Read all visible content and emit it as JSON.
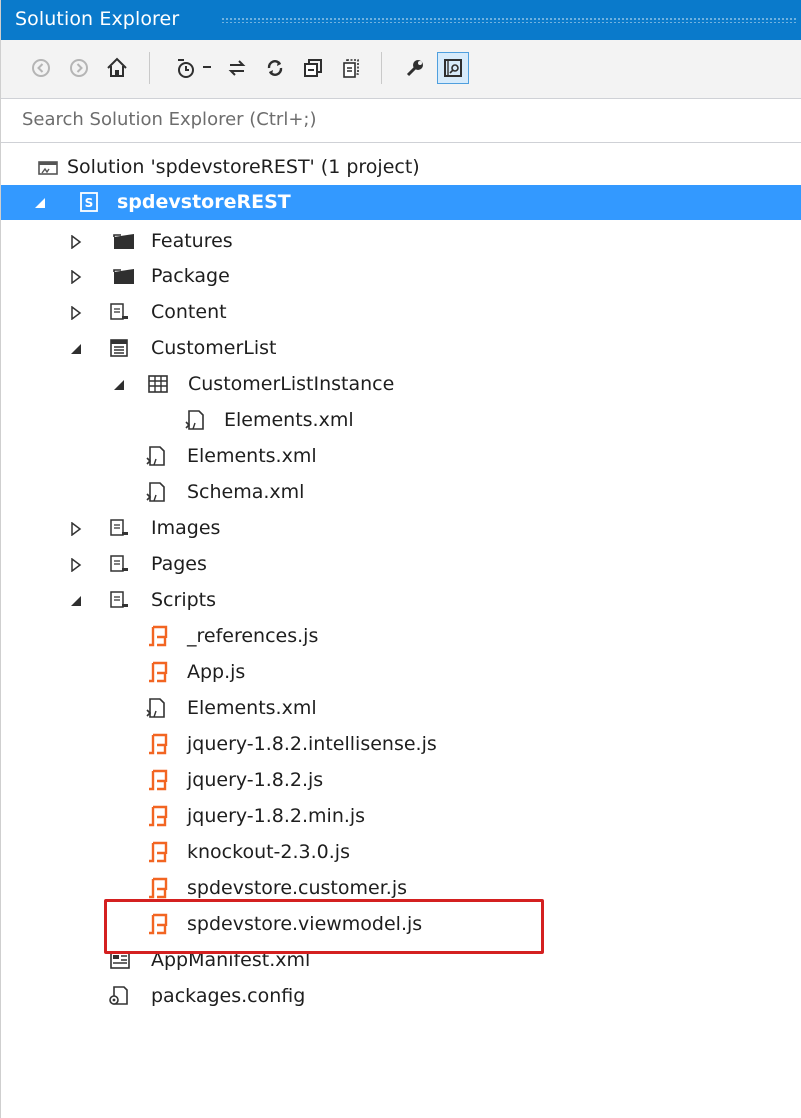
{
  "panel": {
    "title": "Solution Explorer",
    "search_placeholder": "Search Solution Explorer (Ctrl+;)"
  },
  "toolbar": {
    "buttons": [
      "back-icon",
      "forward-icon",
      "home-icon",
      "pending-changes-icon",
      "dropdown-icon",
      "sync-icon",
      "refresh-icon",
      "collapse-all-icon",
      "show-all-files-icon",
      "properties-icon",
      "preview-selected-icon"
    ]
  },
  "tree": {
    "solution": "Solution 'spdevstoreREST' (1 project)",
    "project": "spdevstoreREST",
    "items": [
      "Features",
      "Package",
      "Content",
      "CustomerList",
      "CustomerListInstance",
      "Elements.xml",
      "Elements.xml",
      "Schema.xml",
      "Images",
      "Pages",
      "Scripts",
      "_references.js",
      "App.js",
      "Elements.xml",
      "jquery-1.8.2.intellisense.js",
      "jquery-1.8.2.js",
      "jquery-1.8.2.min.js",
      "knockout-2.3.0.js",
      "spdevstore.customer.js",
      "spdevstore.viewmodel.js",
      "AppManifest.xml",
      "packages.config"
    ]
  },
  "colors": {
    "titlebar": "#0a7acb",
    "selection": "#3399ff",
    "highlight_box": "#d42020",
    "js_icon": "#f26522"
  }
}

::::

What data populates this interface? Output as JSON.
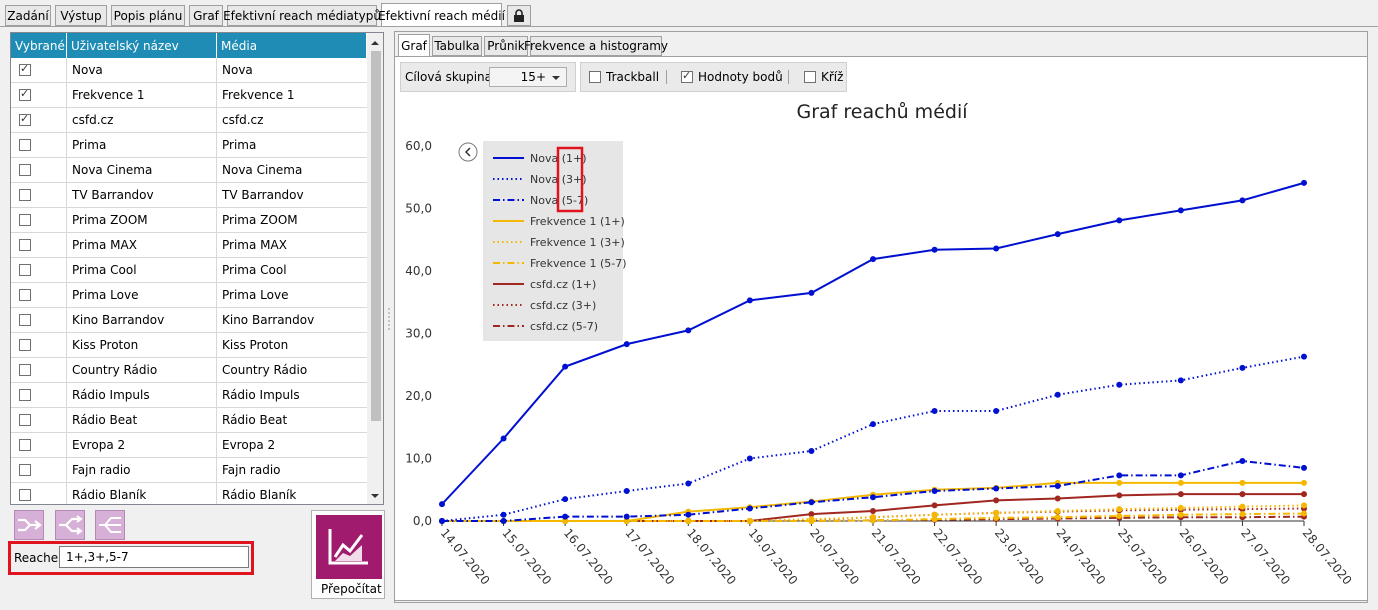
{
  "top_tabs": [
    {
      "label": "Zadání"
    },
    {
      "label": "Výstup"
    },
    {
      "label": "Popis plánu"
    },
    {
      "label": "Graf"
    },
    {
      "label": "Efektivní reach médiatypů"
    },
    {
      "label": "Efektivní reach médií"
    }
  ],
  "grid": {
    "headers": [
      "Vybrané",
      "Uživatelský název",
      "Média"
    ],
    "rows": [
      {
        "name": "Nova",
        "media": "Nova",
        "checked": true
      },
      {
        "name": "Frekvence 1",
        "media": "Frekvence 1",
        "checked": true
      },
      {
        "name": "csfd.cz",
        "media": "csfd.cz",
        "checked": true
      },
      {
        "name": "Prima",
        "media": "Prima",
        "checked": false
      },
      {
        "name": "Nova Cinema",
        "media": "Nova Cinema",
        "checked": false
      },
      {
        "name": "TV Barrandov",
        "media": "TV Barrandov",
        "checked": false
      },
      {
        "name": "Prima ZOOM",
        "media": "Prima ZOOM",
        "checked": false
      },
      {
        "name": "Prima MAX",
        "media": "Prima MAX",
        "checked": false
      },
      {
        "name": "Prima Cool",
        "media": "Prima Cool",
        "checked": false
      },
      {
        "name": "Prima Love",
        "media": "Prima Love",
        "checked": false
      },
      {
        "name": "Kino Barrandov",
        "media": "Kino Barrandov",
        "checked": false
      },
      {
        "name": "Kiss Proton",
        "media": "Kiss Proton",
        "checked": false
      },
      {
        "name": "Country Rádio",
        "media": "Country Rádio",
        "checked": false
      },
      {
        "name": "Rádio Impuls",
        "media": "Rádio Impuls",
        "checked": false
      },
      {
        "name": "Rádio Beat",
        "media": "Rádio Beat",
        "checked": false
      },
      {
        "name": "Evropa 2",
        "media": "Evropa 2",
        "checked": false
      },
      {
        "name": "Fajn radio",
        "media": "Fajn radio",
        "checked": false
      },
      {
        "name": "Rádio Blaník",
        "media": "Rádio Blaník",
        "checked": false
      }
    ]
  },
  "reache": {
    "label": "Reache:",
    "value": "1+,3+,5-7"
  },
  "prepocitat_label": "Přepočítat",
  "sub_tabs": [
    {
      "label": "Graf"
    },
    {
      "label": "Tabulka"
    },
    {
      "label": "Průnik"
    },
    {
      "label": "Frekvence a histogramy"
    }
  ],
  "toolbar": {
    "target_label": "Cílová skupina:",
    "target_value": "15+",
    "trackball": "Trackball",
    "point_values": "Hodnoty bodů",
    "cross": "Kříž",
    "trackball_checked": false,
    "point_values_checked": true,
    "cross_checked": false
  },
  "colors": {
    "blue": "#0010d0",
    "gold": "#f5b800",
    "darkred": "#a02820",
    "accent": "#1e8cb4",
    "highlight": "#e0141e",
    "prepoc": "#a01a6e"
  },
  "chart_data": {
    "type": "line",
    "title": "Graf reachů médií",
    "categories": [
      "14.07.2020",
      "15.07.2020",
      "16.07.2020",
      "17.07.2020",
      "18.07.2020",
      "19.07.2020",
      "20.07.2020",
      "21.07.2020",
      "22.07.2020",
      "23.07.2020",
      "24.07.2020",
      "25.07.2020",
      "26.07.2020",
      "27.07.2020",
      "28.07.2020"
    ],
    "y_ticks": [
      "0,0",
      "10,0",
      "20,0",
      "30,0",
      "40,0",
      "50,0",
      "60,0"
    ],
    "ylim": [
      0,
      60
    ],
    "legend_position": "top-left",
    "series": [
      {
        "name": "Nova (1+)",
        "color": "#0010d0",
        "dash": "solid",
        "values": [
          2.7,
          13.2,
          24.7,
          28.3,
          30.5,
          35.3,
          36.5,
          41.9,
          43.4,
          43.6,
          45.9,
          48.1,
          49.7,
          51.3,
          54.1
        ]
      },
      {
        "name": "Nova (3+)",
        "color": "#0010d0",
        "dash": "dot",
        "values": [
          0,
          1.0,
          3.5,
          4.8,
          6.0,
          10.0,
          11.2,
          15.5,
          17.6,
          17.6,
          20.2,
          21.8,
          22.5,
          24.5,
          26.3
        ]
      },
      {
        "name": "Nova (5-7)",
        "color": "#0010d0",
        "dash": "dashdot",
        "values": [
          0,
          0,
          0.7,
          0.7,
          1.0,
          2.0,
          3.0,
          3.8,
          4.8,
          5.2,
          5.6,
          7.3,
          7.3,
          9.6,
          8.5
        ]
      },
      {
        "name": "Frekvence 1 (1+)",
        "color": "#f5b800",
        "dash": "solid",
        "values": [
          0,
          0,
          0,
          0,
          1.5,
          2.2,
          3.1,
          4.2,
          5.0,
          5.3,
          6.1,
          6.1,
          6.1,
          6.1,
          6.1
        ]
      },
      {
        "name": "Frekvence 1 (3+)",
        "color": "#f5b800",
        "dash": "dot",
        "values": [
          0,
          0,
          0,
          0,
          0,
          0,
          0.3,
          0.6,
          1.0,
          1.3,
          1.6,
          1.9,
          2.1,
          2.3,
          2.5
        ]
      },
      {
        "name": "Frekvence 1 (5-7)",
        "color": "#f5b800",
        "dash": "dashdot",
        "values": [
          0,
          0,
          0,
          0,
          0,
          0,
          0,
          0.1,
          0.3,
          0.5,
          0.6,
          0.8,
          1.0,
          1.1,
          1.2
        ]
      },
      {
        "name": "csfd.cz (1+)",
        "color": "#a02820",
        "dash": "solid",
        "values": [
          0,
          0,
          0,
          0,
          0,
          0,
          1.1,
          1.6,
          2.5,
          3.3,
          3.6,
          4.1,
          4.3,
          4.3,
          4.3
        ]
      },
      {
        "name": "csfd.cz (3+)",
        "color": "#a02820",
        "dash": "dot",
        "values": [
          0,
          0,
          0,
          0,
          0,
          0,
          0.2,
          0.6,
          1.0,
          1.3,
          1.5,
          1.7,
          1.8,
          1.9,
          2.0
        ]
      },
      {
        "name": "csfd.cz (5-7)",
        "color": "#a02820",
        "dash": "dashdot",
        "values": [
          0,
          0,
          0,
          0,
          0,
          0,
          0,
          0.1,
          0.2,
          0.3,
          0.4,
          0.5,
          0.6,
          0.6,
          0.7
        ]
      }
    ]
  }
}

::::

• **WHAT YOU HAVE TO DO**
Search the entries for the string "Rádio" and collect each line that has it.

• **RESULT OF THE TASK**
        "name": "Country Rádio",
        "media": "Country Rádio",
        "name": "Rádio Impuls",
        "media": "Rádio Impuls",
        "name": "Rádio Beat",
        "media": "Rádio Beat",
        "name": "Rádio Blaník",
        "media": "Rádio Blaník",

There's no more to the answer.